**What is required:** All the data should come back exactly as it was given.

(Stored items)
····················

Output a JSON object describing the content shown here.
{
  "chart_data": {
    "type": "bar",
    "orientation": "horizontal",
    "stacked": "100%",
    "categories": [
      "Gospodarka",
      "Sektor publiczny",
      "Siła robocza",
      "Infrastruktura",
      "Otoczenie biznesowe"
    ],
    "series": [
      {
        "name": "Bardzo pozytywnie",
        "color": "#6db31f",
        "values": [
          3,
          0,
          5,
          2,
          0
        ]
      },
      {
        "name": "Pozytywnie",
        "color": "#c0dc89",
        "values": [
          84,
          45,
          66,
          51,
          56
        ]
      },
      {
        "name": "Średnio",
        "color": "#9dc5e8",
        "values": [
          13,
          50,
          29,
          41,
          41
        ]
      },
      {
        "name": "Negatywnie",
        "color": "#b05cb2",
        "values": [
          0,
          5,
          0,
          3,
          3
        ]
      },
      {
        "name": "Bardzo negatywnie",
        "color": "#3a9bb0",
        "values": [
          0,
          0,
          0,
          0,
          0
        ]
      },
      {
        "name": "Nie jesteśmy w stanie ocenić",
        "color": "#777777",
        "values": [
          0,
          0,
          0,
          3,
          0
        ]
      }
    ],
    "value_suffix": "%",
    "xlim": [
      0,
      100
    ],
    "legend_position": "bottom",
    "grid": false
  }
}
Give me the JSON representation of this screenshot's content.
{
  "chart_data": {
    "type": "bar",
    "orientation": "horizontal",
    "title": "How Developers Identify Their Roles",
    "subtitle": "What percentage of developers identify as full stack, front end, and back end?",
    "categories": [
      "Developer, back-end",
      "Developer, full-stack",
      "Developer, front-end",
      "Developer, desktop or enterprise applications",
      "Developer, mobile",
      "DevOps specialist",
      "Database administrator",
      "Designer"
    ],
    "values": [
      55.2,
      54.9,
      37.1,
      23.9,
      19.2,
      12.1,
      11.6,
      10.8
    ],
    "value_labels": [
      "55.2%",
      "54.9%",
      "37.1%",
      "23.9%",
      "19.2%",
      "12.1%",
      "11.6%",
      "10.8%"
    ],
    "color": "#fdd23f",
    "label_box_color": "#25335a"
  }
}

····················

**Complete response:**
Output a JSON object describing the content shown here.
{
  "chart_data": {
    "type": "bar",
    "orientation": "horizontal",
    "stacked": "100%",
    "categories": [
      "Gospodarka",
      "Sektor publiczny",
      "Siła robocza",
      "Infrastruktura",
      "Otoczenie biznesowe"
    ],
    "series": [
      {
        "name": "Bardzo pozytywnie",
        "color": "#6db31f",
        "values": [
          3,
          0,
          5,
          2,
          0
        ]
      },
      {
        "name": "Pozytywnie",
        "color": "#c0dc89",
        "values": [
          84,
          45,
          66,
          51,
          56
        ]
      },
      {
        "name": "Średnio",
        "color": "#9dc5e8",
        "values": [
          13,
          50,
          29,
          41,
          41
        ]
      },
      {
        "name": "Negatywnie",
        "color": "#b05cb2",
        "values": [
          0,
          5,
          0,
          3,
          3
        ]
      },
      {
        "name": "Bardzo negatywnie",
        "color": "#3a9bb0",
        "values": [
          0,
          0,
          0,
          0,
          0
        ]
      },
      {
        "name": "Nie jesteśmy w stanie ocenić",
        "color": "#777777",
        "values": [
          0,
          0,
          0,
          3,
          0
        ]
      }
    ],
    "value_suffix": "%",
    "xlim": [
      0,
      100
    ],
    "legend_position": "bottom",
    "grid": false
  }
}
Give me the JSON representation of this screenshot's content.
{
  "chart_data": {
    "type": "bar",
    "orientation": "horizontal",
    "title": "How Developers Identify Their Roles",
    "subtitle": "What percentage of developers identify as full stack, front end, and back end?",
    "categories": [
      "Developer, back-end",
      "Developer, full-stack",
      "Developer, front-end",
      "Developer, desktop or enterprise applications",
      "Developer, mobile",
      "DevOps specialist",
      "Database administrator",
      "Designer"
    ],
    "values": [
      55.2,
      54.9,
      37.1,
      23.9,
      19.2,
      12.1,
      11.6,
      10.8
    ],
    "value_labels": [
      "55.2%",
      "54.9%",
      "37.1%",
      "23.9%",
      "19.2%",
      "12.1%",
      "11.6%",
      "10.8%"
    ],
    "color": "#fdd23f",
    "label_box_color": "#25335a"
  }
}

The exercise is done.